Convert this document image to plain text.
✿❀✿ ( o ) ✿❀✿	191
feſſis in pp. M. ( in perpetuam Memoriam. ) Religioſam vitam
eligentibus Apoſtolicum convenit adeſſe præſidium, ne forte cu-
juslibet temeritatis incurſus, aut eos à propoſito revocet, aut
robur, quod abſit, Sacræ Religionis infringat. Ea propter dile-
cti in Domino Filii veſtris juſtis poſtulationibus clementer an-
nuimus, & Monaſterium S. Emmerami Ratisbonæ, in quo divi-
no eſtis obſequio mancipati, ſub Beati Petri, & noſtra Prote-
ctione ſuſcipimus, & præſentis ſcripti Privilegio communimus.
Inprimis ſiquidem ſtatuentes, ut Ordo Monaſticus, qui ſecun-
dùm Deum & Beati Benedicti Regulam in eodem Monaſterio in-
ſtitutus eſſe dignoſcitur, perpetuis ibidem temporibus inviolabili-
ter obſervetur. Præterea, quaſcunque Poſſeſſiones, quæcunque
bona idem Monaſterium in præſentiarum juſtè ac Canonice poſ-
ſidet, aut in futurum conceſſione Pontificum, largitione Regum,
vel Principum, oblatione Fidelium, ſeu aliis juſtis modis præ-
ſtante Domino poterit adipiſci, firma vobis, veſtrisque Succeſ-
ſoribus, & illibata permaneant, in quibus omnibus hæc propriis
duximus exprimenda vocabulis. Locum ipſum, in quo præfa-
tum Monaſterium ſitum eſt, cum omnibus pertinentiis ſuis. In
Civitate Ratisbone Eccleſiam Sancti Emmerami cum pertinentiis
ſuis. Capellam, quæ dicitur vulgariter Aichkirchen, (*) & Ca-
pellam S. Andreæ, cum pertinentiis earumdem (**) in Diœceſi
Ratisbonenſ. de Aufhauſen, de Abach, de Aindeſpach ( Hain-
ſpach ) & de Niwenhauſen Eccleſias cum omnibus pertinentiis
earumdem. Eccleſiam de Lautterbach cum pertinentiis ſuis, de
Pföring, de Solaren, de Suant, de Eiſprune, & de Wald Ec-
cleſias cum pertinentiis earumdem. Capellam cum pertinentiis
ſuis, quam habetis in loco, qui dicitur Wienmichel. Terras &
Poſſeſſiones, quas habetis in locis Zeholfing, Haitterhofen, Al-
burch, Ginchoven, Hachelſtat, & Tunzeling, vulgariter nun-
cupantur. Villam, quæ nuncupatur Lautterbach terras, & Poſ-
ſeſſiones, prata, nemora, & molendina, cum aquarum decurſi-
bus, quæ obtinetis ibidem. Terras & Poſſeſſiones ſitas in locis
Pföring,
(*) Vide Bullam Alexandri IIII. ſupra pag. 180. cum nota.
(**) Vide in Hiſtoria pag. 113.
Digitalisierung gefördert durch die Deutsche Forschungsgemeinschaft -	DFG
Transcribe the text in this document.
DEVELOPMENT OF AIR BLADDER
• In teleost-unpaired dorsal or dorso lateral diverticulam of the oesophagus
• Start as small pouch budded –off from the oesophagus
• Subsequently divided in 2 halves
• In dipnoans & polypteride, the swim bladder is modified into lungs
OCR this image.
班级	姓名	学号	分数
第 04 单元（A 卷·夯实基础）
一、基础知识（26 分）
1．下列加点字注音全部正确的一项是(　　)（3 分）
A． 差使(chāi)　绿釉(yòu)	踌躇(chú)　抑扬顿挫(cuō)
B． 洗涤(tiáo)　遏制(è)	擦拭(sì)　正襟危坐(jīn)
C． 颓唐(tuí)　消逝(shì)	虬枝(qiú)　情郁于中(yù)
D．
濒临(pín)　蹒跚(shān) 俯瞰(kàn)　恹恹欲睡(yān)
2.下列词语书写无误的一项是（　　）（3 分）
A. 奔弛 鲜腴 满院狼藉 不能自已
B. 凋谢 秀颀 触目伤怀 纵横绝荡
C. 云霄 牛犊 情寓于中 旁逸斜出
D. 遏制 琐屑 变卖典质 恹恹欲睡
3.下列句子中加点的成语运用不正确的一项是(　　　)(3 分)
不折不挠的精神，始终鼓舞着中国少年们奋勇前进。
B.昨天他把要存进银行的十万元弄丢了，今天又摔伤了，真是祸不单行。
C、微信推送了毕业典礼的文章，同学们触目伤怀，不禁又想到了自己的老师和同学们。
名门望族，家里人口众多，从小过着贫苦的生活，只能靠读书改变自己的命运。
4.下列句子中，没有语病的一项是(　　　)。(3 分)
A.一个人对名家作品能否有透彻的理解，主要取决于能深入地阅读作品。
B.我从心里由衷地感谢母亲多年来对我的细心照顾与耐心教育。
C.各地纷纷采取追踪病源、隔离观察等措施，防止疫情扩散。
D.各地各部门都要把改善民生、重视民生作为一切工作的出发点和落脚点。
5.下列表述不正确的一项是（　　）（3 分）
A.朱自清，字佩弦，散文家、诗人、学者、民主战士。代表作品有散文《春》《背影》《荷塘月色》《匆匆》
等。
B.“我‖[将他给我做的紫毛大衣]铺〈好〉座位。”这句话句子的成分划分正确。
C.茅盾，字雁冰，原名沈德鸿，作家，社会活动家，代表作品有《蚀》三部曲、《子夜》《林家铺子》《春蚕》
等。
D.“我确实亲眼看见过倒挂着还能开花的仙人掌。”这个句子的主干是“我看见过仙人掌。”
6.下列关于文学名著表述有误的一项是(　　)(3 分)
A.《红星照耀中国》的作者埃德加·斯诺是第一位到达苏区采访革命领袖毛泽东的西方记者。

______________________________

Stated exercise: Among the lines of the records above, count those holding the string "Capellam", and report only the number.

Task solution: 2